YOUR INSTRUCTIONS:
Locate the string "Tridentino" in the records below. Copy every line where it occurs.

Saved entries
--- Start ---
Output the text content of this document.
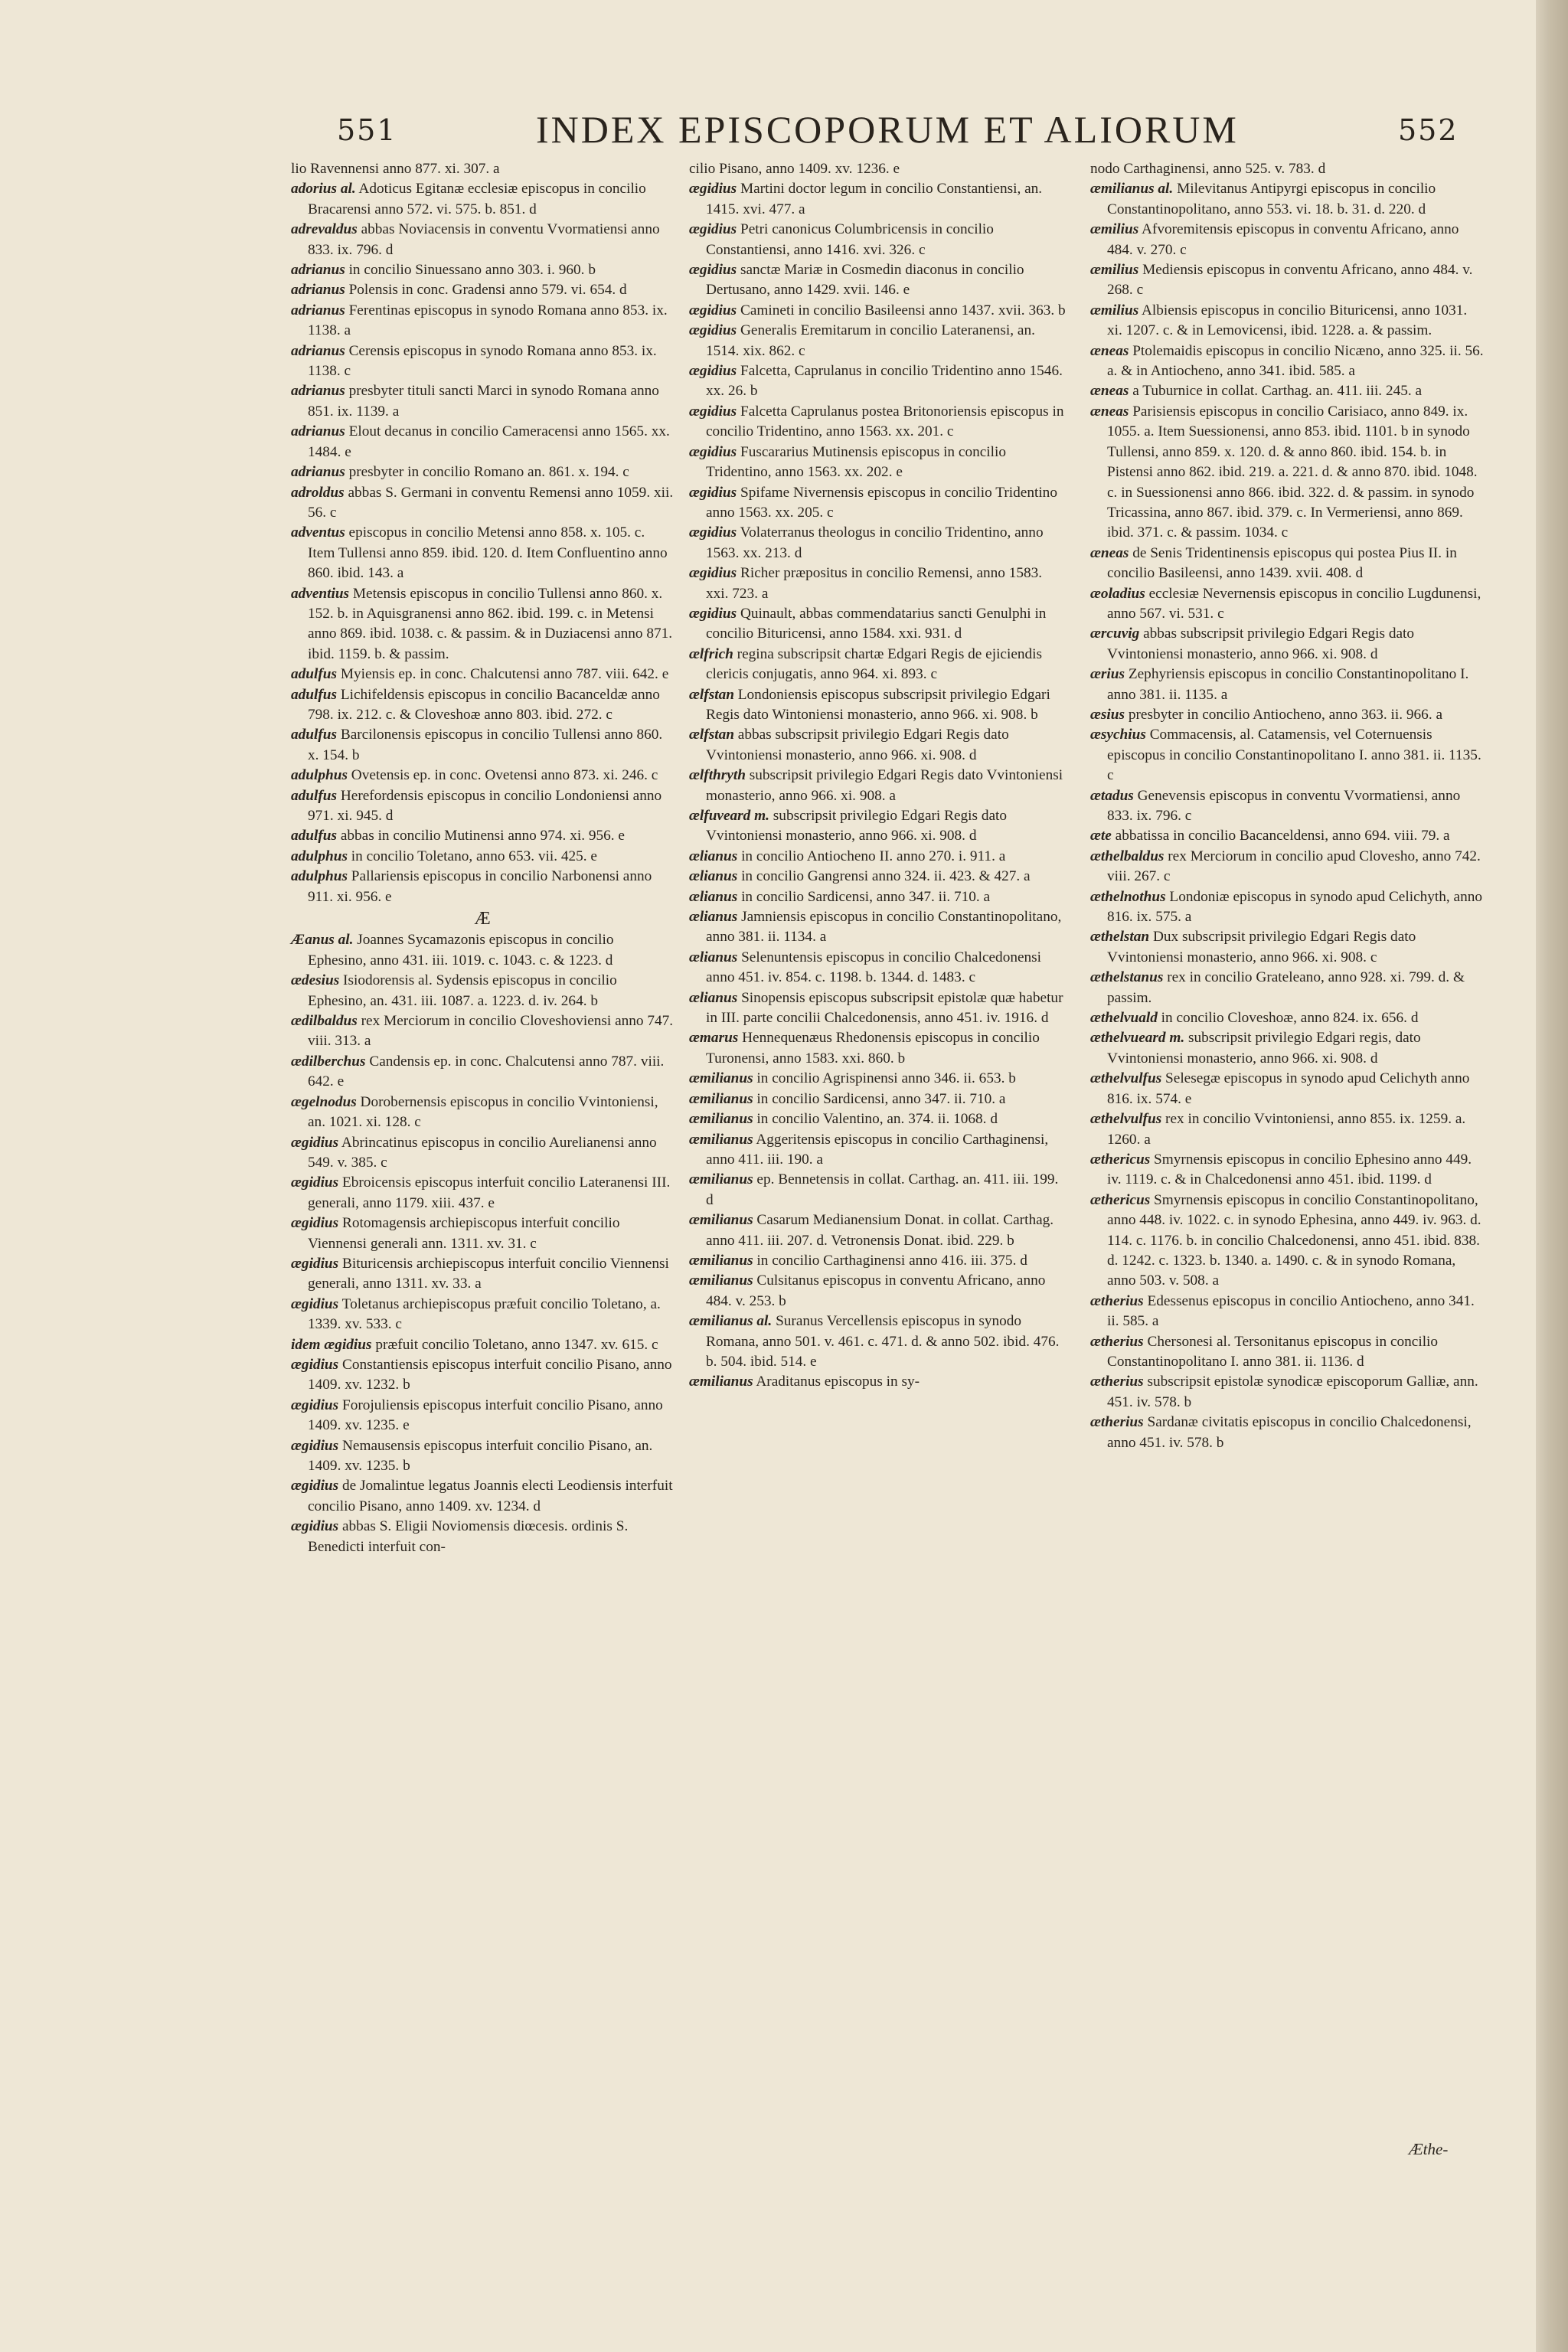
551	INDEX EPISCOPORUM ET ALIORUM	552

lio Ravennensi anno 877. xi. 307. a

adorius al. Adoticus Egitanæ ecclesiæ episcopus in concilio Bracarensi anno 572. vi. 575. b. 851. d

adrevaldus abbas Noviacensis in conventu Vvormatiensi anno 833. ix. 796. d

adrianus in concilio Sinuessano anno 303. i. 960. b

adrianus Polensis in conc. Gradensi anno 579. vi. 654. d

adrianus Ferentinas episcopus in synodo Romana anno 853. ix. 1138. a

adrianus Cerensis episcopus in synodo Romana anno 853. ix. 1138. c

adrianus presbyter tituli sancti Marci in synodo Romana anno 851. ix. 1139. a

adrianus Elout decanus in concilio Cameracensi anno 1565. xx. 1484. e

adrianus presbyter in concilio Romano an. 861. x. 194. c

adroldus abbas S. Germani in conventu Remensi anno 1059. xii. 56. c

adventus episcopus in concilio Metensi anno 858. x. 105. c. Item Tullensi anno 859. ibid. 120. d. Item Confluentino anno 860. ibid. 143. a

adventius Metensis episcopus in concilio Tullensi anno 860. x. 152. b. in Aquisgranensi anno 862. ibid. 199. c. in Metensi anno 869. ibid. 1038. c. & passim. & in Duziacensi anno 871. ibid. 1159. b. & passim.

adulfus Myiensis ep. in conc. Chalcutensi anno 787. viii. 642. e

adulfus Lichifeldensis episcopus in concilio Bacanceldæ anno 798. ix. 212. c. & Cloveshoæ anno 803. ibid. 272. c

adulfus Barcilonensis episcopus in concilio Tullensi anno 860. x. 154. b

adulphus Ovetensis ep. in conc. Ovetensi anno 873. xi. 246. c

adulfus Herefordensis episcopus in concilio Londoniensi anno 971. xi. 945. d

adulfus abbas in concilio Mutinensi anno 974. xi. 956. e

adulphus in concilio Toletano, anno 653. vii. 425. e

adulphus Pallariensis episcopus in concilio Narbonensi anno 911. xi. 956. e

Æ

Æanus al. Joannes Sycamazonis episcopus in concilio Ephesino, anno 431. iii. 1019. c. 1043. c. & 1223. d

ædesius Isiodorensis al. Sydensis episcopus in concilio Ephesino, an. 431. iii. 1087. a. 1223. d. iv. 264. b

ædilbaldus rex Merciorum in concilio Cloveshoviensi anno 747. viii. 313. a

ædilberchus Candensis ep. in conc. Chalcutensi anno 787. viii. 642. e

ægelnodus Dorobernensis episcopus in concilio Vvintoniensi, an. 1021. xi. 128. c

ægidius Abrincatinus episcopus in concilio Aurelianensi anno 549. v. 385. c

ægidius Ebroicensis episcopus interfuit concilio Lateranensi III. generali, anno 1179. xiii. 437. e

ægidius Rotomagensis archiepiscopus interfuit concilio Viennensi generali ann. 1311. xv. 31. c

ægidius Bituricensis archiepiscopus interfuit concilio Viennensi generali, anno 1311. xv. 33. a

ægidius Toletanus archiepiscopus præfuit concilio Toletano, a. 1339. xv. 533. c

idem ægidius præfuit concilio Toletano, anno 1347. xv. 615. c

ægidius Constantiensis episcopus interfuit concilio Pisano, anno 1409. xv. 1232. b

ægidius Forojuliensis episcopus interfuit concilio Pisano, anno 1409. xv. 1235. e

ægidius Nemausensis episcopus interfuit concilio Pisano, an. 1409. xv. 1235. b

ægidius de Jomalintue legatus Joannis electi Leodiensis interfuit concilio Pisano, anno 1409. xv. 1234. d

ægidius abbas S. Eligii Noviomensis diœcesis. ordinis S. Benedicti interfuit con-

cilio Pisano, anno 1409. xv. 1236. e

ægidius Martini doctor legum in concilio Constantiensi, an. 1415. xvi. 477. a

ægidius Petri canonicus Columbricensis in concilio Constantiensi, anno 1416. xvi. 326. c

ægidius sanctæ Mariæ in Cosmedin diaconus in concilio Dertusano, anno 1429. xvii. 146. e

ægidius Camineti in concilio Basileensi anno 1437. xvii. 363. b

ægidius Generalis Eremitarum in concilio Lateranensi, an. 1514. xix. 862. c

ægidius Falcetta, Caprulanus in concilio Tridentino anno 1546. xx. 26. b

ægidius Falcetta Caprulanus postea Britonoriensis episcopus in concilio Tridentino, anno 1563. xx. 201. c

ægidius Fuscararius Mutinensis episcopus in concilio Tridentino, anno 1563. xx. 202. e

ægidius Spifame Nivernensis episcopus in concilio Tridentino anno 1563. xx. 205. c

ægidius Volaterranus theologus in concilio Tridentino, anno 1563. xx. 213. d

ægidius Richer præpositus in concilio Remensi, anno 1583. xxi. 723. a

ægidius Quinault, abbas commendatarius sancti Genulphi in concilio Bituricensi, anno 1584. xxi. 931. d

ælfrich regina subscripsit chartæ Edgari Regis de ejiciendis clericis conjugatis, anno 964. xi. 893. c

ælfstan Londoniensis episcopus subscripsit privilegio Edgari Regis dato Wintoniensi monasterio, anno 966. xi. 908. b

ælfstan abbas subscripsit privilegio Edgari Regis dato Vvintoniensi monasterio, anno 966. xi. 908. d

ælfthryth subscripsit privilegio Edgari Regis dato Vvintoniensi monasterio, anno 966. xi. 908. a

ælfuveard m. subscripsit privilegio Edgari Regis dato Vvintoniensi monasterio, anno 966. xi. 908. d

ælianus in concilio Antiocheno II. anno 270. i. 911. a

ælianus in concilio Gangrensi anno 324. ii. 423. & 427. a

ælianus in concilio Sardicensi, anno 347. ii. 710. a

ælianus Jamniensis episcopus in concilio Constantinopolitano, anno 381. ii. 1134. a

ælianus Selenuntensis episcopus in concilio Chalcedonensi anno 451. iv. 854. c. 1198. b. 1344. d. 1483. c

ælianus Sinopensis episcopus subscripsit epistolæ quæ habetur in III. parte concilii Chalcedonensis, anno 451. iv. 1916. d

æmarus Hennequenæus Rhedonensis episcopus in concilio Turonensi, anno 1583. xxi. 860. b

æmilianus in concilio Agrispinensi anno 346. ii. 653. b

æmilianus in concilio Sardicensi, anno 347. ii. 710. a

æmilianus in concilio Valentino, an. 374. ii. 1068. d

æmilianus Aggeritensis episcopus in concilio Carthaginensi, anno 411. iii. 190. a

æmilianus ep. Bennetensis in collat. Carthag. an. 411. iii. 199. d

æmilianus Casarum Medianensium Donat. in collat. Carthag. anno 411. iii. 207. d. Vetronensis Donat. ibid. 229. b

æmilianus in concilio Carthaginensi anno 416. iii. 375. d

æmilianus Culsitanus episcopus in conventu Africano, anno 484. v. 253. b

æmilianus al. Suranus Vercellensis episcopus in synodo Romana, anno 501. v. 461. c. 471. d. & anno 502. ibid. 476. b. 504. ibid. 514. e

æmilianus Araditanus episcopus in sy-

nodo Carthaginensi, anno 525. v. 783. d

æmilianus al. Milevitanus Antipyrgi episcopus in concilio Constantinopolitano, anno 553. vi. 18. b. 31. d. 220. d

æmilius Afvoremitensis episcopus in conventu Africano, anno 484. v. 270. c

æmilius Mediensis episcopus in conventu Africano, anno 484. v. 268. c

æmilius Albiensis episcopus in concilio Bituricensi, anno 1031. xi. 1207. c. & in Lemovicensi, ibid. 1228. a. & passim.

æneas Ptolemaidis episcopus in concilio Nicæno, anno 325. ii. 56. a. & in Antiocheno, anno 341. ibid. 585. a

æneas a Tuburnice in collat. Carthag. an. 411. iii. 245. a

æneas Parisiensis episcopus in concilio Carisiaco, anno 849. ix. 1055. a. Item Suessionensi, anno 853. ibid. 1101. b in synodo Tullensi, anno 859. x. 120. d. & anno 860. ibid. 154. b. in Pistensi anno 862. ibid. 219. a. 221. d. & anno 870. ibid. 1048. c. in Suessionensi anno 866. ibid. 322. d. & passim. in synodo Tricassina, anno 867. ibid. 379. c. In Vermeriensi, anno 869. ibid. 371. c. & passim. 1034. c

æneas de Senis Tridentinensis episcopus qui postea Pius II. in concilio Basileensi, anno 1439. xvii. 408. d

æoladius ecclesiæ Nevernensis episcopus in concilio Lugdunensi, anno 567. vi. 531. c

ærcuvig abbas subscripsit privilegio Edgari Regis dato Vvintoniensi monasterio, anno 966. xi. 908. d

ærius Zephyriensis episcopus in concilio Constantinopolitano I. anno 381. ii. 1135. a

æsius presbyter in concilio Antiocheno, anno 363. ii. 966. a

æsychius Commacensis, al. Catamensis, vel Coternuensis episcopus in concilio Constantinopolitano I. anno 381. ii. 1135. c

ætadus Genevensis episcopus in conventu Vvormatiensi, anno 833. ix. 796. c

æte abbatissa in concilio Bacanceldensi, anno 694. viii. 79. a

æthelbaldus rex Merciorum in concilio apud Clovesho, anno 742. viii. 267. c

æthelnothus Londoniæ episcopus in synodo apud Celichyth, anno 816. ix. 575. a

æthelstan Dux subscripsit privilegio Edgari Regis dato Vvintoniensi monasterio, anno 966. xi. 908. c

æthelstanus rex in concilio Grateleano, anno 928. xi. 799. d. & passim.

æthelvuald in concilio Cloveshoæ, anno 824. ix. 656. d

æthelvueard m. subscripsit privilegio Edgari regis, dato Vvintoniensi monasterio, anno 966. xi. 908. d

æthelvulfus Selesegæ episcopus in synodo apud Celichyth anno 816. ix. 574. e

æthelvulfus rex in concilio Vvintoniensi, anno 855. ix. 1259. a. 1260. a

æthericus Smyrnensis episcopus in concilio Ephesino anno 449. iv. 1119. c. & in Chalcedonensi anno 451. ibid. 1199. d

æthericus Smyrnensis episcopus in concilio Constantinopolitano, anno 448. iv. 1022. c. in synodo Ephesina, anno 449. iv. 963. d. 114. c. 1176. b. in concilio Chalcedonensi, anno 451. ibid. 838. d. 1242. c. 1323. b. 1340. a. 1490. c. & in synodo Romana, anno 503. v. 508. a

ætherius Edessenus episcopus in concilio Antiocheno, anno 341. ii. 585. a

ætherius Chersonesi al. Tersonitanus episcopus in concilio Constantinopolitano I. anno 381. ii. 1136. d

ætherius subscripsit epistolæ synodicæ episcoporum Galliæ, ann. 451. iv. 578. b

ætherius Sardanæ civitatis episcopus in concilio Chalcedonensi, anno 451. iv. 578. b

Æthe-
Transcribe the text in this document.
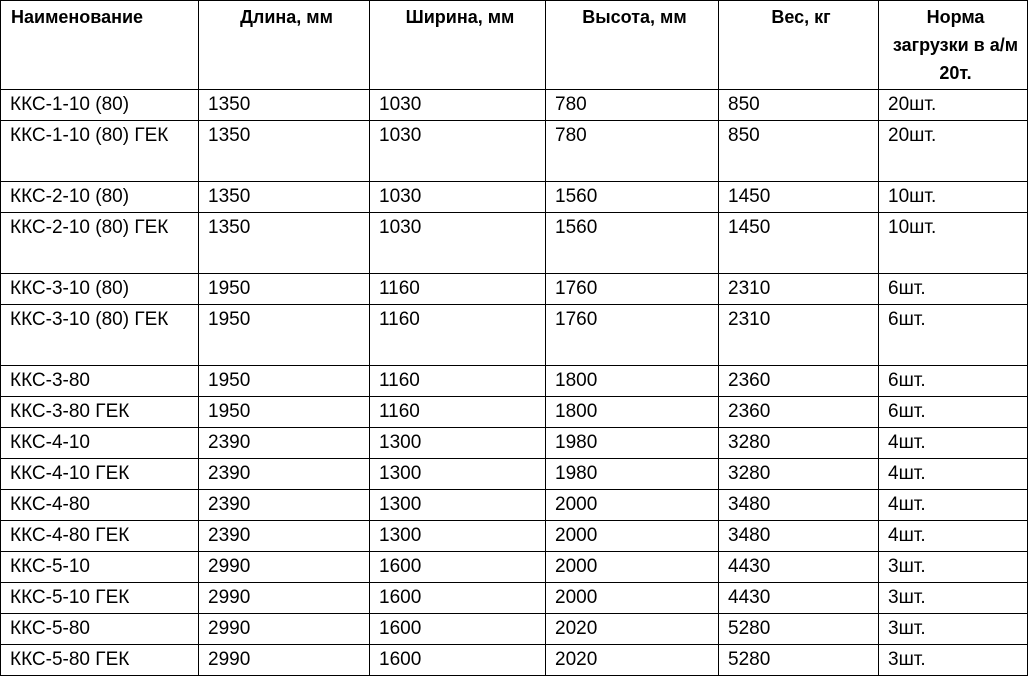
Наименование	Длина, мм	Ширина, мм	Высота, мм	Вес, кг	Норма загрузки в а/м 20т.
ККС-1-10 (80)	1350	1030	780	850	20шт.
ККС-1-10 (80) ГЕК	1350	1030	780	850	20шт.
ККС-2-10 (80)	1350	1030	1560	1450	10шт.
ККС-2-10 (80) ГЕК	1350	1030	1560	1450	10шт.
ККС-3-10 (80)	1950	1160	1760	2310	6шт.
ККС-3-10 (80) ГЕК	1950	1160	1760	2310	6шт.
ККС-3-80	1950	1160	1800	2360	6шт.
ККС-3-80 ГЕК	1950	1160	1800	2360	6шт.
ККС-4-10	2390	1300	1980	3280	4шт.
ККС-4-10 ГЕК	2390	1300	1980	3280	4шт.
ККС-4-80	2390	1300	2000	3480	4шт.
ККС-4-80 ГЕК	2390	1300	2000	3480	4шт.
ККС-5-10	2990	1600	2000	4430	3шт.
ККС-5-10 ГЕК	2990	1600	2000	4430	3шт.
ККС-5-80	2990	1600	2020	5280	3шт.
ККС-5-80 ГЕК	2990	1600	2020	5280	3шт.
--- End ---
EXERCISE SOLUTION:
ægidius Falcetta, Caprulanus in concilio Tridentino anno 1546. xx. 26. b
ægidius Falcetta Caprulanus postea Britonoriensis episcopus in concilio Tridentino, anno 1563. xx. 201. c
ægidius Fuscararius Mutinensis episcopus in concilio Tridentino, anno 1563. xx. 202. e
ægidius Spifame Nivernensis episcopus in concilio Tridentino anno 1563. xx. 205. c
ægidius Volaterranus theologus in concilio Tridentino, anno 1563. xx. 213. d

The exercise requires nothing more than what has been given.